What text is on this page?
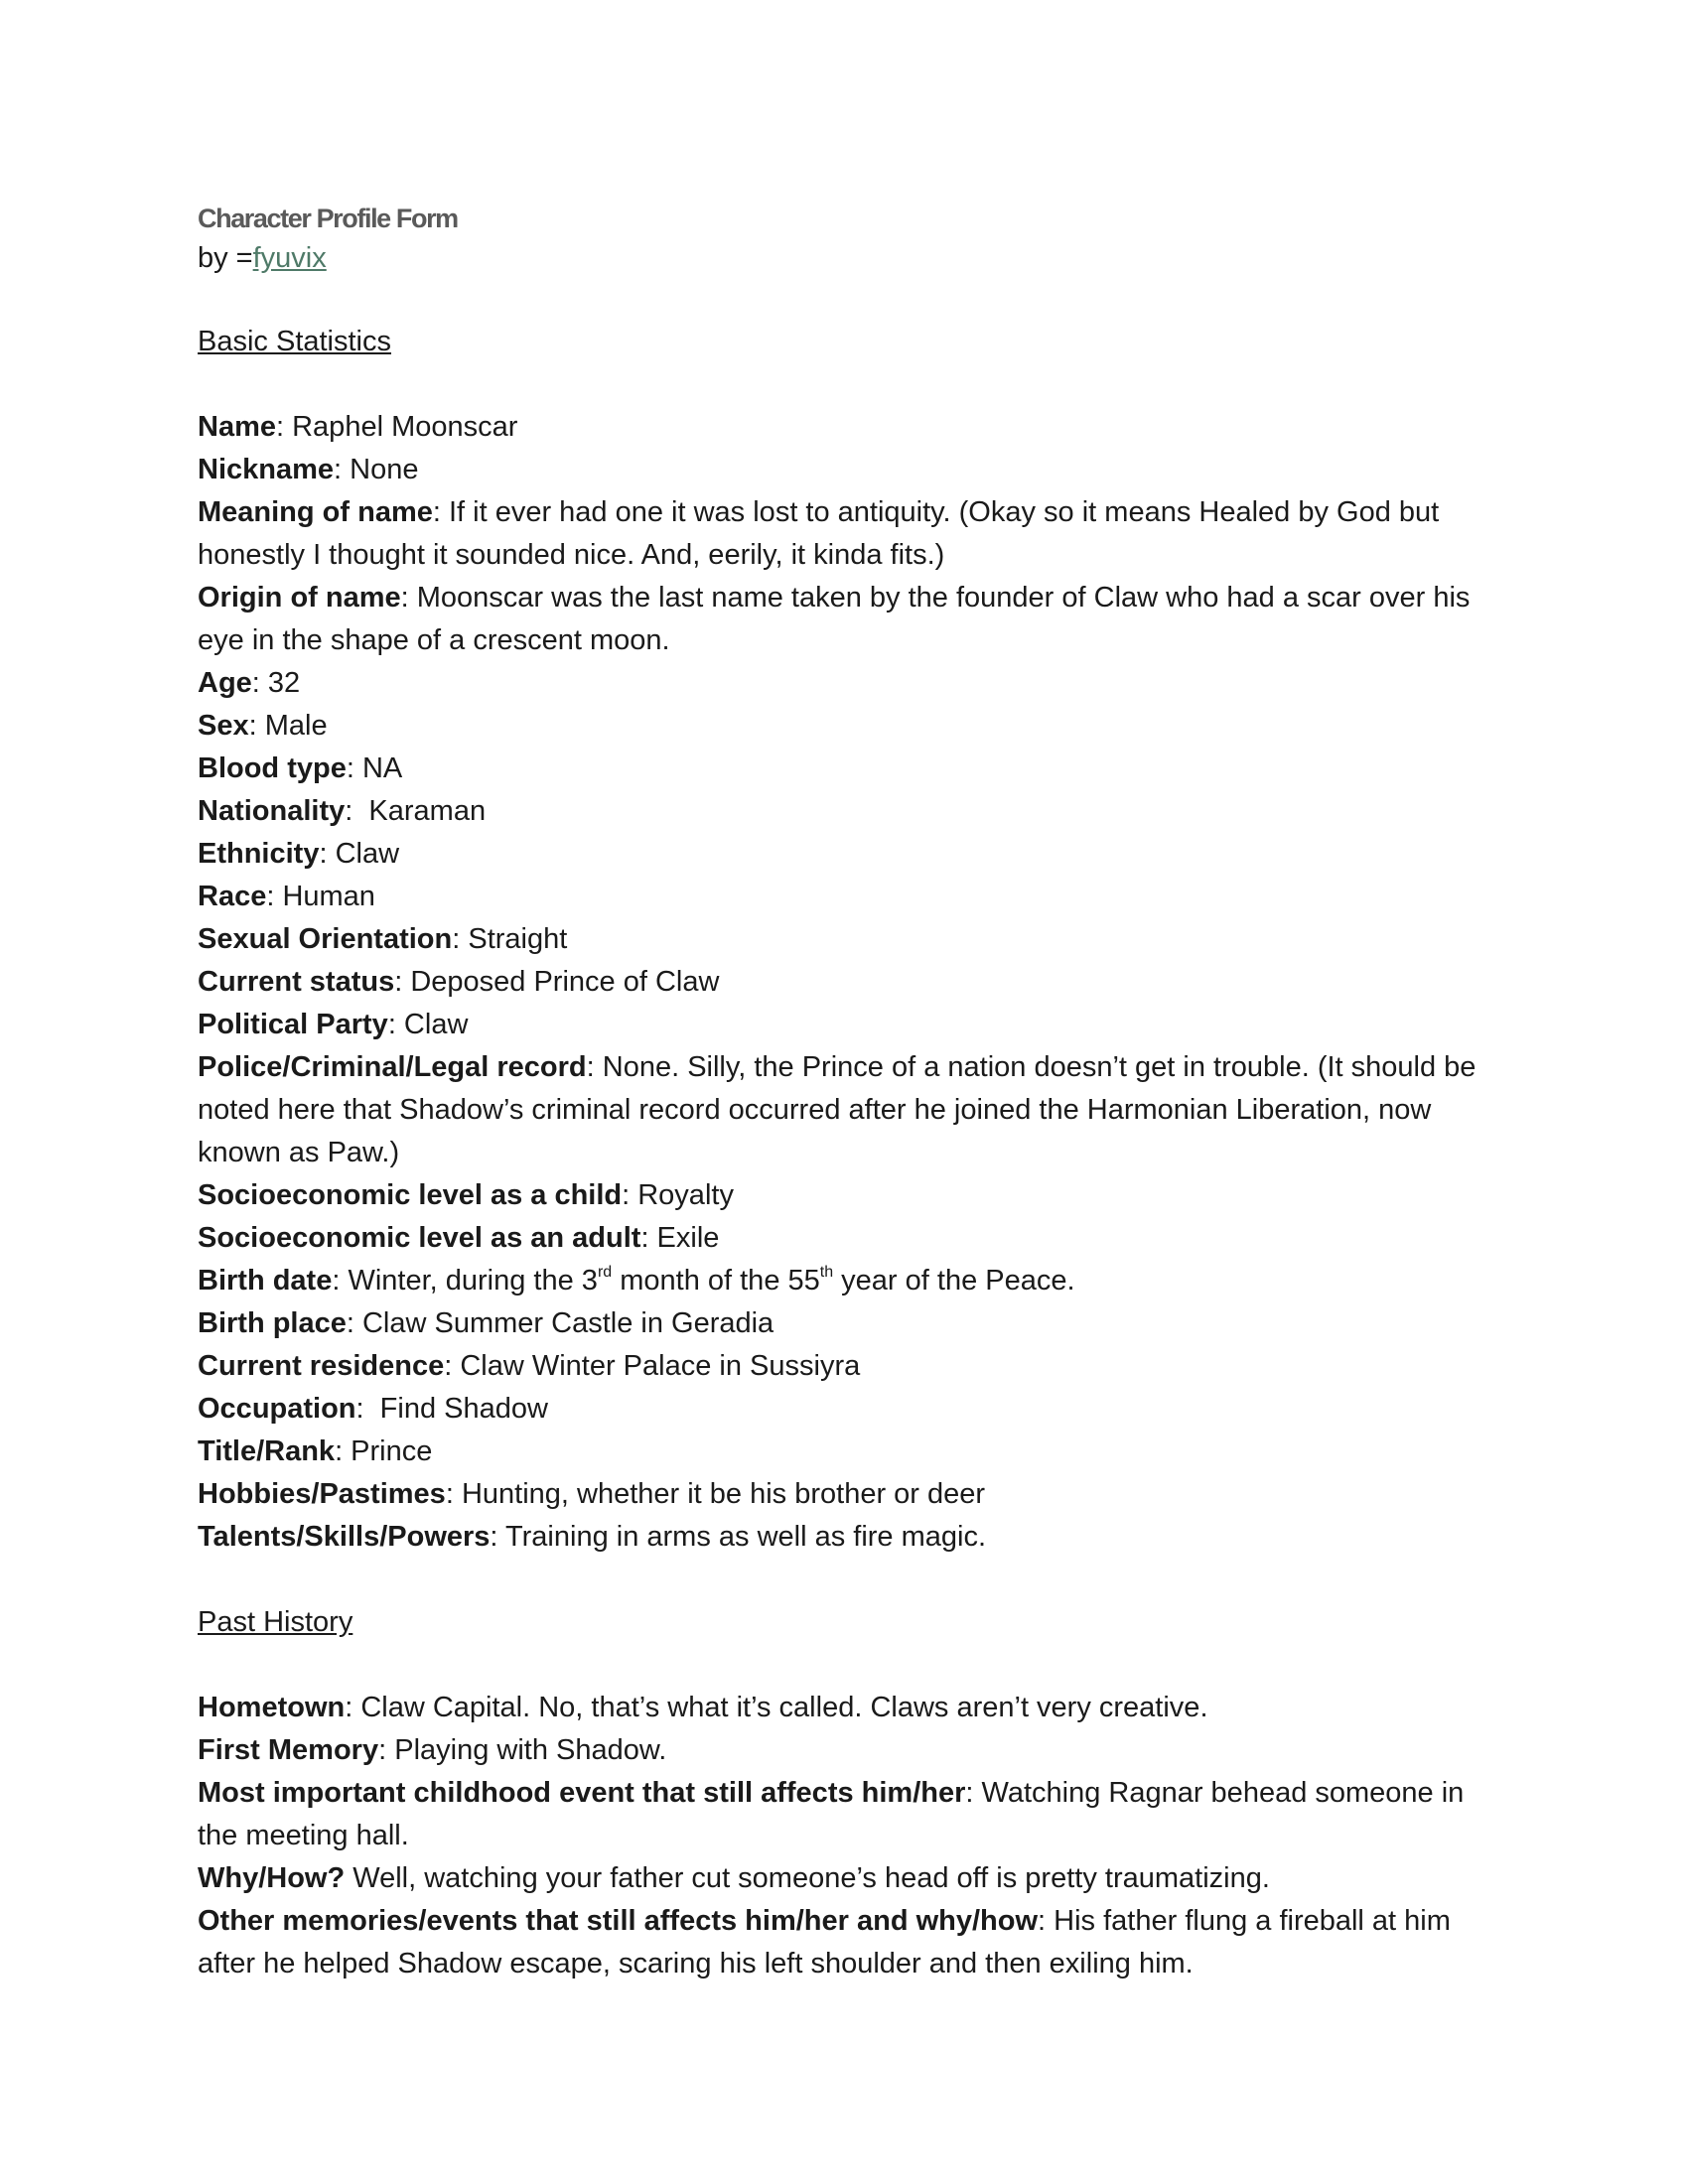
Character Profile Form
by =fyuvix
Basic Statistics
Name: Raphel Moonscar
Nickname: None
Meaning of name: If it ever had one it was lost to antiquity. (Okay so it means Healed by God but honestly I thought it sounded nice. And, eerily, it kinda fits.)
Origin of name: Moonscar was the last name taken by the founder of Claw who had a scar over his eye in the shape of a crescent moon.
Age: 32
Sex: Male
Blood type: NA
Nationality:  Karaman
Ethnicity: Claw
Race: Human
Sexual Orientation: Straight
Current status: Deposed Prince of Claw
Political Party: Claw
Police/Criminal/Legal record: None. Silly, the Prince of a nation doesn’t get in trouble. (It should be noted here that Shadow’s criminal record occurred after he joined the Harmonian Liberation, now known as Paw.)
Socioeconomic level as a child: Royalty
Socioeconomic level as an adult: Exile
Birth date: Winter, during the 3rd month of the 55th year of the Peace.
Birth place: Claw Summer Castle in Geradia
Current residence: Claw Winter Palace in Sussiyra
Occupation:  Find Shadow
Title/Rank: Prince
Hobbies/Pastimes: Hunting, whether it be his brother or deer
Talents/Skills/Powers: Training in arms as well as fire magic.
Past History
Hometown: Claw Capital. No, that’s what it’s called. Claws aren’t very creative.
First Memory: Playing with Shadow.
Most important childhood event that still affects him/her: Watching Ragnar behead someone in the meeting hall.
Why/How? Well, watching your father cut someone’s head off is pretty traumatizing.
Other memories/events that still affects him/her and why/how: His father flung a fireball at him after he helped Shadow escape, scaring his left shoulder and then exiling him.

================================

Filter the records down to the lines that contain the string "level", and copy those lines.

Socioeconomic level as a child: Royalty
Socioeconomic level as an adult: Exile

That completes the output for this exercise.